-------- SUPPLIED MATERIAL

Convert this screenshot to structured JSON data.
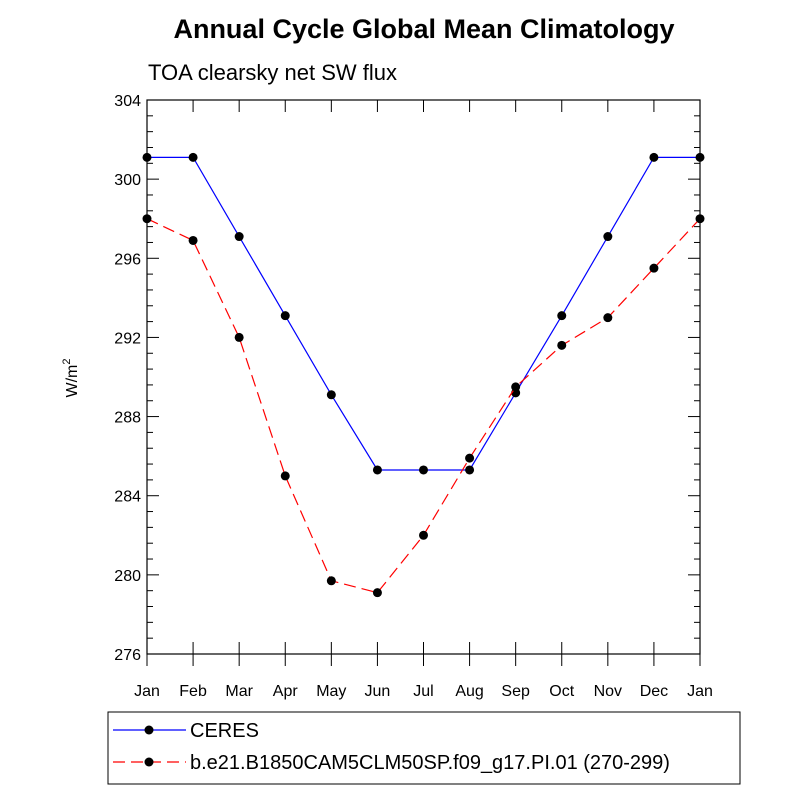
{
  "chart_data": {
    "type": "line",
    "title": "Annual Cycle Global Mean Climatology",
    "subtitle": "TOA clearsky net SW flux",
    "xlabel": "",
    "ylabel": "W/m",
    "ylabel_superscript": "2",
    "categories": [
      "Jan",
      "Feb",
      "Mar",
      "Apr",
      "May",
      "Jun",
      "Jul",
      "Aug",
      "Sep",
      "Oct",
      "Nov",
      "Dec",
      "Jan"
    ],
    "ylim": [
      276,
      304
    ],
    "yticks": [
      "276",
      "280",
      "284",
      "288",
      "292",
      "296",
      "300",
      "304"
    ],
    "grid": false,
    "legend_position": "bottom",
    "series": [
      {
        "name": "CERES",
        "color": "#0000ff",
        "dash": "solid",
        "values": [
          301.1,
          301.1,
          297.1,
          293.1,
          289.1,
          285.3,
          285.3,
          285.3,
          289.2,
          293.1,
          297.1,
          301.1,
          301.1
        ]
      },
      {
        "name": "b.e21.B1850CAM5CLM50SP.f09_g17.PI.01 (270-299)",
        "color": "#ff0000",
        "dash": "dashed",
        "values": [
          298.0,
          296.9,
          292.0,
          285.0,
          279.7,
          279.1,
          282.0,
          285.9,
          289.5,
          291.6,
          293.0,
          295.5,
          298.0
        ]
      }
    ]
  }
}
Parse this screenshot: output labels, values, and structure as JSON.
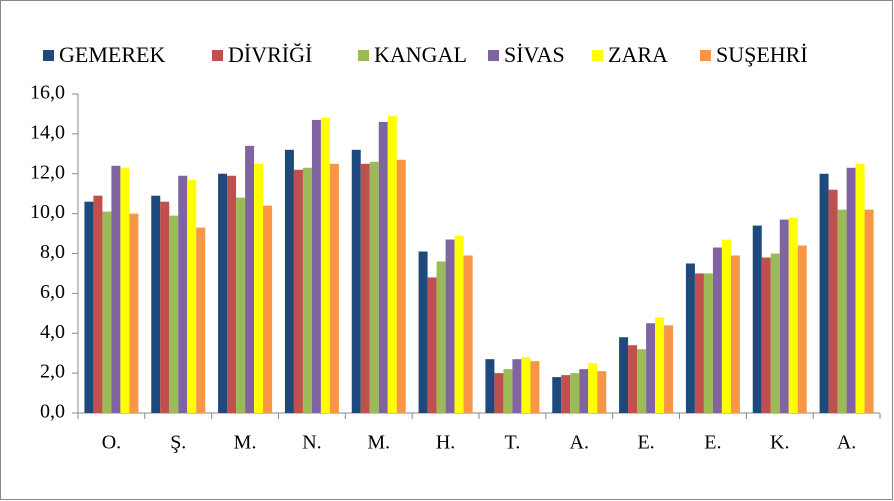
{
  "chart_data": {
    "type": "bar",
    "grid": false,
    "legend": "top",
    "categories": [
      "O.",
      "Ş.",
      "M.",
      "N.",
      "M.",
      "H.",
      "T.",
      "A.",
      "E.",
      "E.",
      "K.",
      "A."
    ],
    "series": [
      {
        "name": "GEMEREK",
        "color": "#1F497D",
        "values": [
          10.6,
          10.9,
          12.0,
          13.2,
          13.2,
          8.1,
          2.7,
          1.8,
          3.8,
          7.5,
          9.4,
          12.0
        ]
      },
      {
        "name": "DİVRİĞİ",
        "color": "#C0504D",
        "values": [
          10.9,
          10.6,
          11.9,
          12.2,
          12.5,
          6.8,
          2.0,
          1.9,
          3.4,
          7.0,
          7.8,
          11.2
        ]
      },
      {
        "name": "KANGAL",
        "color": "#9BBB59",
        "values": [
          10.1,
          9.9,
          10.8,
          12.3,
          12.6,
          7.6,
          2.2,
          2.0,
          3.2,
          7.0,
          8.0,
          10.2
        ]
      },
      {
        "name": "SİVAS",
        "color": "#8064A2",
        "values": [
          12.4,
          11.9,
          13.4,
          14.7,
          14.6,
          8.7,
          2.7,
          2.2,
          4.5,
          8.3,
          9.7,
          12.3
        ]
      },
      {
        "name": "ZARA",
        "color": "#FFFF00",
        "values": [
          12.3,
          11.7,
          12.5,
          14.8,
          14.9,
          8.9,
          2.8,
          2.5,
          4.8,
          8.7,
          9.8,
          12.5
        ]
      },
      {
        "name": "SUŞEHRİ",
        "color": "#F79646",
        "values": [
          10.0,
          9.3,
          10.4,
          12.5,
          12.7,
          7.9,
          2.6,
          2.1,
          4.4,
          7.9,
          8.4,
          10.2
        ]
      }
    ],
    "ylim": [
      0,
      16
    ],
    "yticks": [
      {
        "value": 0,
        "label": "0,0"
      },
      {
        "value": 2,
        "label": "2,0"
      },
      {
        "value": 4,
        "label": "4,0"
      },
      {
        "value": 6,
        "label": "6,0"
      },
      {
        "value": 8,
        "label": "8,0"
      },
      {
        "value": 10,
        "label": "10,0"
      },
      {
        "value": 12,
        "label": "12,0"
      },
      {
        "value": 14,
        "label": "14,0"
      },
      {
        "value": 16,
        "label": "16,0"
      }
    ]
  }
}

----------------

▶ **SHORT PROBLEM**: Extract every line containing the string "name" from the data above.

▶ **ANSWER TO THIS PROBLEM**:
        "name": "CERES",
        "name": "b.e21.B1850CAM5CLM50SP.f09_g17.PI.01 (270-299)",
        "name": "GEMEREK",
        "name": "DİVRİĞİ",
        "name": "KANGAL",
        "name": "SİVAS",
        "name": "ZARA",
        "name": "SUŞEHRİ",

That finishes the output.